## TASK DIRECTIONS:
Can you find the lines of the listing that include "SYDENHAM" and copy every one?

########

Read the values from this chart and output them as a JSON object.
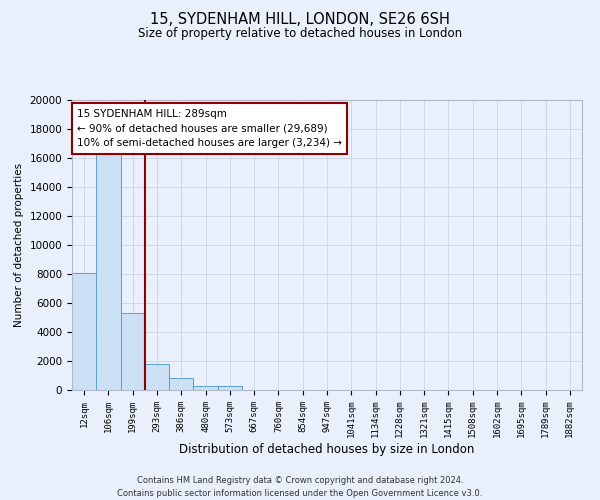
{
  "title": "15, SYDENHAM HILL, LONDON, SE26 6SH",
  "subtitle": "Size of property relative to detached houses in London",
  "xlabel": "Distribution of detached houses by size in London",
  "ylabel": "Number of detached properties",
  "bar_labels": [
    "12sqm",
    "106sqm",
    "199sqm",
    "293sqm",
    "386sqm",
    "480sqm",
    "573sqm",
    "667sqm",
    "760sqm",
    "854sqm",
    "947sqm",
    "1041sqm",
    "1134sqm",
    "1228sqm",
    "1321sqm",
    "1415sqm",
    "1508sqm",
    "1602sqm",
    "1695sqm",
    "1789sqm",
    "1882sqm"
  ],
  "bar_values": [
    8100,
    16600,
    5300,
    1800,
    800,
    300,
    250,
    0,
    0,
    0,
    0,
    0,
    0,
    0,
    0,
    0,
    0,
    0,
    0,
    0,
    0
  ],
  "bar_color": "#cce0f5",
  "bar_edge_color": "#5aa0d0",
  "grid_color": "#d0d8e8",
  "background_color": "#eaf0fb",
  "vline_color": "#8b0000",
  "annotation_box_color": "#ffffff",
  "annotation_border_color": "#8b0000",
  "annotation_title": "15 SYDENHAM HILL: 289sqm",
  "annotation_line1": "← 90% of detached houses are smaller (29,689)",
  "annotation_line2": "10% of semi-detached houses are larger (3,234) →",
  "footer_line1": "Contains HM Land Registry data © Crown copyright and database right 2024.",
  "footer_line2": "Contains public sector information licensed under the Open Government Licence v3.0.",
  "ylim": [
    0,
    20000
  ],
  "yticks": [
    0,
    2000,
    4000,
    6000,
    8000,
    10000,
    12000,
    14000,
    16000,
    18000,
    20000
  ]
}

########

## IN RESPONSE:
  "title": "15, SYDENHAM HILL, LONDON, SE26 6SH",
  "annotation_title": "15 SYDENHAM HILL: 289sqm",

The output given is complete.